Extracted data entries:

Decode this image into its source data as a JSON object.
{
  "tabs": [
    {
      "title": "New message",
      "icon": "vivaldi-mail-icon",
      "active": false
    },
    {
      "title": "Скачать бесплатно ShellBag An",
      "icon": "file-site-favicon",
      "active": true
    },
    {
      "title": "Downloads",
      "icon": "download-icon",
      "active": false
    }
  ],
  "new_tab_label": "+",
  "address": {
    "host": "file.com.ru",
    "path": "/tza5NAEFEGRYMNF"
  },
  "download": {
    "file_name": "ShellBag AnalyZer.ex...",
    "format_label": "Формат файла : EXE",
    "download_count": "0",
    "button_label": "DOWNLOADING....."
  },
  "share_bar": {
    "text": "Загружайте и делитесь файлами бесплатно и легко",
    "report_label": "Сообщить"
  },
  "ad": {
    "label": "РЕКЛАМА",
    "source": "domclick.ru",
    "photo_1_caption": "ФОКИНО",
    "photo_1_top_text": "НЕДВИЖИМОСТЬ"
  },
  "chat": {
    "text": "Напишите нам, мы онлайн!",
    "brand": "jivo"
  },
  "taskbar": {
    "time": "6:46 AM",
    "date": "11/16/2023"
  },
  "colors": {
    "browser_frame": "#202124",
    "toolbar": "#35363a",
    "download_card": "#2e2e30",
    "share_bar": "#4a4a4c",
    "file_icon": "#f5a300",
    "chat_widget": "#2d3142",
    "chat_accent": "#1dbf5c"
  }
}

● Exercise description
State how many lines above contain the string "ShellBag", with no other words.

● Written answer
2